(EXERCISE INPUTS)
-*-
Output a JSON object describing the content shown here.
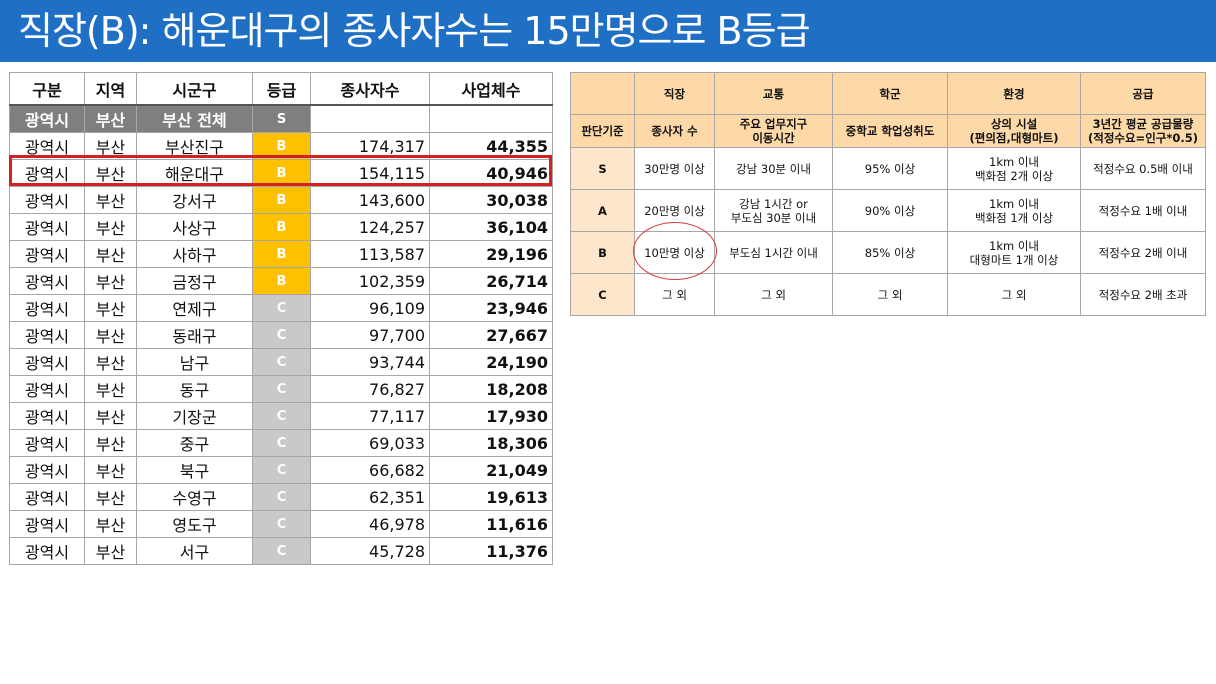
{
  "title": "직장(B): 해운대구의 종사자수는 15만명으로 B등급",
  "left_table": {
    "headers": [
      "구분",
      "지역",
      "시군구",
      "등급",
      "종사자수",
      "사업체수"
    ],
    "total_row": {
      "cat": "광역시",
      "region": "부산",
      "district": "부산 전체",
      "grade": "S"
    },
    "rows": [
      {
        "cat": "광역시",
        "region": "부산",
        "district": "부산진구",
        "grade": "B",
        "workers": "174,317",
        "biz": "44,355"
      },
      {
        "cat": "광역시",
        "region": "부산",
        "district": "해운대구",
        "grade": "B",
        "workers": "154,115",
        "biz": "40,946"
      },
      {
        "cat": "광역시",
        "region": "부산",
        "district": "강서구",
        "grade": "B",
        "workers": "143,600",
        "biz": "30,038"
      },
      {
        "cat": "광역시",
        "region": "부산",
        "district": "사상구",
        "grade": "B",
        "workers": "124,257",
        "biz": "36,104"
      },
      {
        "cat": "광역시",
        "region": "부산",
        "district": "사하구",
        "grade": "B",
        "workers": "113,587",
        "biz": "29,196"
      },
      {
        "cat": "광역시",
        "region": "부산",
        "district": "금정구",
        "grade": "B",
        "workers": "102,359",
        "biz": "26,714"
      },
      {
        "cat": "광역시",
        "region": "부산",
        "district": "연제구",
        "grade": "C",
        "workers": "96,109",
        "biz": "23,946"
      },
      {
        "cat": "광역시",
        "region": "부산",
        "district": "동래구",
        "grade": "C",
        "workers": "97,700",
        "biz": "27,667"
      },
      {
        "cat": "광역시",
        "region": "부산",
        "district": "남구",
        "grade": "C",
        "workers": "93,744",
        "biz": "24,190"
      },
      {
        "cat": "광역시",
        "region": "부산",
        "district": "동구",
        "grade": "C",
        "workers": "76,827",
        "biz": "18,208"
      },
      {
        "cat": "광역시",
        "region": "부산",
        "district": "기장군",
        "grade": "C",
        "workers": "77,117",
        "biz": "17,930"
      },
      {
        "cat": "광역시",
        "region": "부산",
        "district": "중구",
        "grade": "C",
        "workers": "69,033",
        "biz": "18,306"
      },
      {
        "cat": "광역시",
        "region": "부산",
        "district": "북구",
        "grade": "C",
        "workers": "66,682",
        "biz": "21,049"
      },
      {
        "cat": "광역시",
        "region": "부산",
        "district": "수영구",
        "grade": "C",
        "workers": "62,351",
        "biz": "19,613"
      },
      {
        "cat": "광역시",
        "region": "부산",
        "district": "영도구",
        "grade": "C",
        "workers": "46,978",
        "biz": "11,616"
      },
      {
        "cat": "광역시",
        "region": "부산",
        "district": "서구",
        "grade": "C",
        "workers": "45,728",
        "biz": "11,376"
      }
    ]
  },
  "right_table": {
    "categories": [
      "",
      "직장",
      "교통",
      "학군",
      "환경",
      "공급"
    ],
    "criteria": [
      [
        "판단기준"
      ],
      [
        "종사자 수"
      ],
      [
        "주요 업무지구",
        "이동시간"
      ],
      [
        "중학교 학업성취도"
      ],
      [
        "상의 시설",
        "(편의점,대형마트)"
      ],
      [
        "3년간 평균 공급물량",
        "(적정수요=인구*0.5)"
      ]
    ],
    "levels": [
      {
        "grade": "S",
        "cells": [
          [
            "30만명 이상"
          ],
          [
            "강남 30분 이내"
          ],
          [
            "95% 이상"
          ],
          [
            "1km 이내",
            "백화점 2개 이상"
          ],
          [
            "적정수요 0.5배 이내"
          ]
        ]
      },
      {
        "grade": "A",
        "cells": [
          [
            "20만명 이상"
          ],
          [
            "강남 1시간 or",
            "부도심 30분 이내"
          ],
          [
            "90% 이상"
          ],
          [
            "1km 이내",
            "백화점 1개 이상"
          ],
          [
            "적정수요 1배 이내"
          ]
        ]
      },
      {
        "grade": "B",
        "cells": [
          [
            "10만명 이상"
          ],
          [
            "부도심 1시간 이내"
          ],
          [
            "85% 이상"
          ],
          [
            "1km 이내",
            "대형마트 1개 이상"
          ],
          [
            "적정수요 2배 이내"
          ]
        ]
      },
      {
        "grade": "C",
        "cells": [
          [
            "그 외"
          ],
          [
            "그 외"
          ],
          [
            "그 외"
          ],
          [
            "그 외"
          ],
          [
            "적정수요 2배 초과"
          ]
        ]
      }
    ]
  },
  "colors": {
    "banner": "#1f6fc4",
    "grade_S": "#ff0000",
    "grade_B": "#ffc000",
    "grade_C": "#c9c9c9",
    "highlight": "#d42020",
    "criteria_header": "#fdd9a8"
  }
}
-*-
(PROBLEM TO SOLVE)
Scan the entries above and work out how many lines include the word "적정수요"; the reply is that number alone.

(ANSWER TO THIS TASK)
5